WHAT YOU WILL DO — Of all the lines in the material, how many contain the word "LUENGO"? State the number alone.

INFORMATION SUPPLIED —

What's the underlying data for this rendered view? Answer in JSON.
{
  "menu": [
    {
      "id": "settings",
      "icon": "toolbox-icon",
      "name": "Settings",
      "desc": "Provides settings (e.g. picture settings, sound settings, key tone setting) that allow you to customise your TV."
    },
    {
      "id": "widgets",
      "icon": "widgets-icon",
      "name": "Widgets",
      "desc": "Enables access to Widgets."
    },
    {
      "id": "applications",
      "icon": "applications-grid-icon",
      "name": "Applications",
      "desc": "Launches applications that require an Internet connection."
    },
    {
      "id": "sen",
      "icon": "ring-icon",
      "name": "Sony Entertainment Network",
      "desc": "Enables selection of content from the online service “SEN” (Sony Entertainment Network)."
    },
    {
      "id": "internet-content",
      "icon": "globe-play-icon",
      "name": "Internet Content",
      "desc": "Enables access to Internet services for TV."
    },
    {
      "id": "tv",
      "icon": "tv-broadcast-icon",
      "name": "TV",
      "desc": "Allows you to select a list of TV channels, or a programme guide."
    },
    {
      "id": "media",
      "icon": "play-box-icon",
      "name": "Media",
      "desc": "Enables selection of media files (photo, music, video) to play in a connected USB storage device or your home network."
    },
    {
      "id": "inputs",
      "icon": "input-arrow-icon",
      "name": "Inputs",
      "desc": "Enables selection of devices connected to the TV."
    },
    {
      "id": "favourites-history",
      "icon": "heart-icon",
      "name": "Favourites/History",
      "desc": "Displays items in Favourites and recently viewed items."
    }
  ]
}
---
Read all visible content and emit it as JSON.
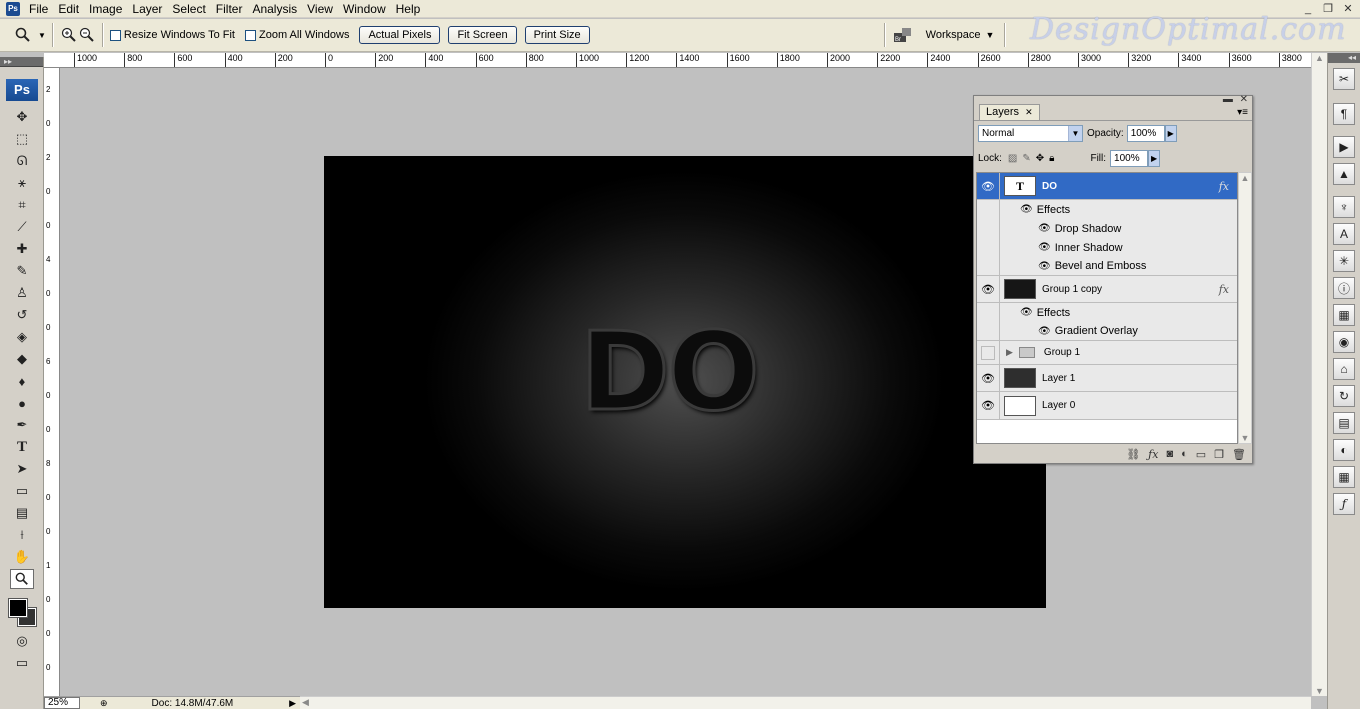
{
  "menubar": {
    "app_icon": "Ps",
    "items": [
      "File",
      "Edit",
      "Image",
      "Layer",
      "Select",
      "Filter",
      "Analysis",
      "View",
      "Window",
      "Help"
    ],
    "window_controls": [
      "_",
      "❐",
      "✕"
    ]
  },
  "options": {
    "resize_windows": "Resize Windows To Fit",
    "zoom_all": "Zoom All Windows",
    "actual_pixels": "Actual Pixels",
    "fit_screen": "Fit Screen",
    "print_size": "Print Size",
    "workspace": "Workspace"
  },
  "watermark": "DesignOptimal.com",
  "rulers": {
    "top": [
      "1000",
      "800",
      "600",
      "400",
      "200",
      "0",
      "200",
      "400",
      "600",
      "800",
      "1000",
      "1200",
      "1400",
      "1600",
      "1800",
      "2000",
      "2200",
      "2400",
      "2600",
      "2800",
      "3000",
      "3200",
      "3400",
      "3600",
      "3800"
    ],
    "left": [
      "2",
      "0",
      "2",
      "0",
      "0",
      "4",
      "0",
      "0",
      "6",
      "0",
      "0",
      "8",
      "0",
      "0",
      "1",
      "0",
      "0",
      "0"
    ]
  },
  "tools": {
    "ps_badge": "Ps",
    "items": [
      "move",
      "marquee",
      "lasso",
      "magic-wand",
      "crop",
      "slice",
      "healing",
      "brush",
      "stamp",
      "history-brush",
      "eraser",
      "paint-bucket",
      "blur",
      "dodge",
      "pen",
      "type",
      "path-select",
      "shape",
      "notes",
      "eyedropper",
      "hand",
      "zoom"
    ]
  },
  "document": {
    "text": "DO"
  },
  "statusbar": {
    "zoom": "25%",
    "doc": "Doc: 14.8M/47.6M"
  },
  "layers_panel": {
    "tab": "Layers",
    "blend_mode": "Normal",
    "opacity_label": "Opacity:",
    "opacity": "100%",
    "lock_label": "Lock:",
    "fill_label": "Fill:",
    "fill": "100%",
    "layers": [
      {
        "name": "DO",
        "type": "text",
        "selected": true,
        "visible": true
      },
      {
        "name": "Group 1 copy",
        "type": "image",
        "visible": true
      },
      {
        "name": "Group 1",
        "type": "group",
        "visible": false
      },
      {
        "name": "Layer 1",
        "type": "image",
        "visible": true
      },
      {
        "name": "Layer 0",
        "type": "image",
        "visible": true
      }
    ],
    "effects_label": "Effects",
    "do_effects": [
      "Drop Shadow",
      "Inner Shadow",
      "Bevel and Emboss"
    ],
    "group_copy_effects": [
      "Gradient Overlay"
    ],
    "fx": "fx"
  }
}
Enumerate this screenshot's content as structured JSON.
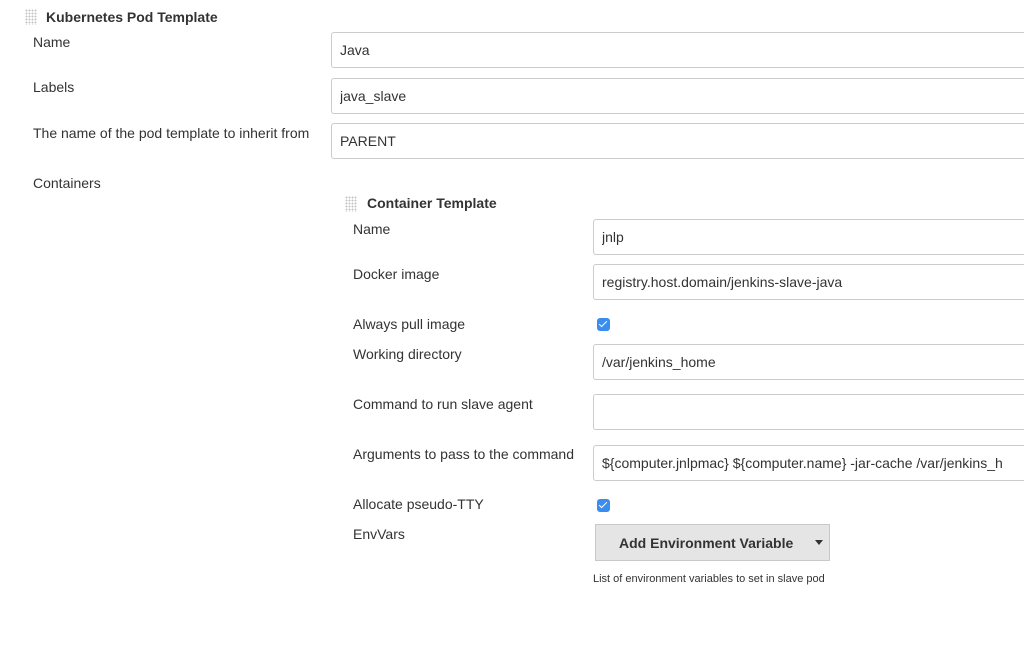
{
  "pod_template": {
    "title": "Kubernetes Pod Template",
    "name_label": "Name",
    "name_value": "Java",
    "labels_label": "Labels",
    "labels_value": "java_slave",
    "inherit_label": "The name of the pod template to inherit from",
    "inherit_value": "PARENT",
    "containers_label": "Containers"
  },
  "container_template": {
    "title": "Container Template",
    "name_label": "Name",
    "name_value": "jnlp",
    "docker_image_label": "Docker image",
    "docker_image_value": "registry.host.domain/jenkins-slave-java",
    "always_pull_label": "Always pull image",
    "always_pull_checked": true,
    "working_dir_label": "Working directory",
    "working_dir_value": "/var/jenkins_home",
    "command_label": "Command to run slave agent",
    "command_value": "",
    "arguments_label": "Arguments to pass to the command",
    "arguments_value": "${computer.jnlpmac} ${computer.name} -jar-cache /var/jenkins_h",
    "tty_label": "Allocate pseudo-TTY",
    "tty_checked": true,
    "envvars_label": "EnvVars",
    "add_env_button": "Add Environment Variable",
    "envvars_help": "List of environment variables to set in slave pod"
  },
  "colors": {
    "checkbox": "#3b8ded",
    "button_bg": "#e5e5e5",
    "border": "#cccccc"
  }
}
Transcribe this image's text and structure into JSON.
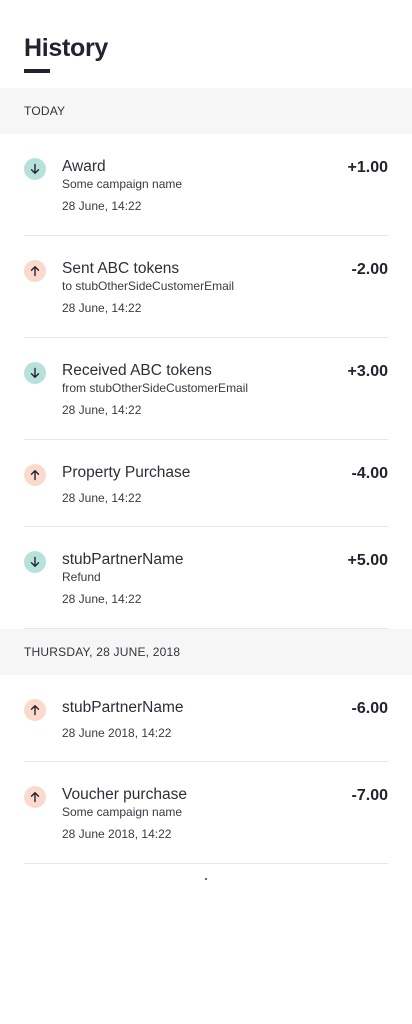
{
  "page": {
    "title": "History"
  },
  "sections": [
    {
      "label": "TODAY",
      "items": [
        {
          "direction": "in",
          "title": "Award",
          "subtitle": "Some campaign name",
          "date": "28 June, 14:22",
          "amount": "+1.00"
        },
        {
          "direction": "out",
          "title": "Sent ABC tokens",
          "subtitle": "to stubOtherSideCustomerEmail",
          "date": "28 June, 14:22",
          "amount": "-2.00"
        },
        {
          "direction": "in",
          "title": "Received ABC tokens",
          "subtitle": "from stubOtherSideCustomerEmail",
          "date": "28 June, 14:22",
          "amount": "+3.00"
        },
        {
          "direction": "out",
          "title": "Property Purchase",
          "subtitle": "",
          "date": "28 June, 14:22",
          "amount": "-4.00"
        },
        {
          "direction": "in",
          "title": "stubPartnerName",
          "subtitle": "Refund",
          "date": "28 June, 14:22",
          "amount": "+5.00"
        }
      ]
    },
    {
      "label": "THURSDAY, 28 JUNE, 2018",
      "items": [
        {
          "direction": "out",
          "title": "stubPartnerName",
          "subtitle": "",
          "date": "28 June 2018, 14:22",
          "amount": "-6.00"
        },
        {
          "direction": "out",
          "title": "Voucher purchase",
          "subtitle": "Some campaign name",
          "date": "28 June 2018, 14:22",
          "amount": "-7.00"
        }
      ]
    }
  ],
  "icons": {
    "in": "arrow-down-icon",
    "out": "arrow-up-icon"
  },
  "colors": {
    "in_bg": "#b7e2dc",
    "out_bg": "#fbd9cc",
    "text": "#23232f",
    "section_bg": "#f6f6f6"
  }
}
---
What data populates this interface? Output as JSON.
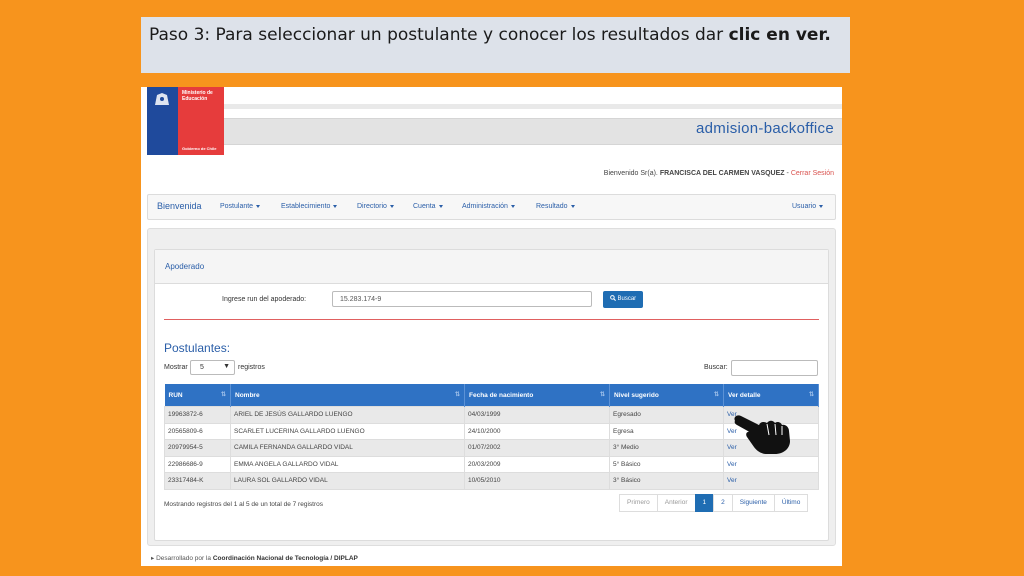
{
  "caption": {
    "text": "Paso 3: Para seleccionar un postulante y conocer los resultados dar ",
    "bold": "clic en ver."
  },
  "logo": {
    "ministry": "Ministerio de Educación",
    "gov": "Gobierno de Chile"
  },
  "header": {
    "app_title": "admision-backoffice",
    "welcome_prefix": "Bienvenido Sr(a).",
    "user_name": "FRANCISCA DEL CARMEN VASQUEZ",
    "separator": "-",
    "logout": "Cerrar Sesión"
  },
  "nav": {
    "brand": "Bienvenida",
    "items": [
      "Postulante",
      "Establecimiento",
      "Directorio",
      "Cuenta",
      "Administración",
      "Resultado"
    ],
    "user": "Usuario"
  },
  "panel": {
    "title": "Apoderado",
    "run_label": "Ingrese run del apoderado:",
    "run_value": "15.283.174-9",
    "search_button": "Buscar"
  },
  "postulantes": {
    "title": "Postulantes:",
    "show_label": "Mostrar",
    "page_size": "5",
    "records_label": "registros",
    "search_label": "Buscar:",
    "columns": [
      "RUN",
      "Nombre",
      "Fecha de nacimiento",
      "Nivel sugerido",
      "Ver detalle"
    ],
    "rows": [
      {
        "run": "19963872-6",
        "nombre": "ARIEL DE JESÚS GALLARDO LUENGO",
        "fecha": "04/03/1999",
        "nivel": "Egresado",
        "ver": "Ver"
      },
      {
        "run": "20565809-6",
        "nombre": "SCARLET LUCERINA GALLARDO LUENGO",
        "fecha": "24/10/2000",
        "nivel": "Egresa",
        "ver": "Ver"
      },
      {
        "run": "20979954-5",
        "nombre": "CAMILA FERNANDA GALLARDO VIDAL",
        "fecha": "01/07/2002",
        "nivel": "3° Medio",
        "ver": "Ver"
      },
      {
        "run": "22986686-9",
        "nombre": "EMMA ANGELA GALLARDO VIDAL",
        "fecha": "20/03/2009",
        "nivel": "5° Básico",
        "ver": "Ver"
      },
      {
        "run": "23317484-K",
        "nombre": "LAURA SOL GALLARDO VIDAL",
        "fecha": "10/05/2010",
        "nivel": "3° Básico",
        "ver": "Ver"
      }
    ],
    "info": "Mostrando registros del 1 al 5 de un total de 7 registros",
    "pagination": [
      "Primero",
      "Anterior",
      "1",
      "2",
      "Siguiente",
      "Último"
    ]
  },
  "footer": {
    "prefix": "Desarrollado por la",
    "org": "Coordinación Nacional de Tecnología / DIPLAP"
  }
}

EXERCISE RESPONSE — 2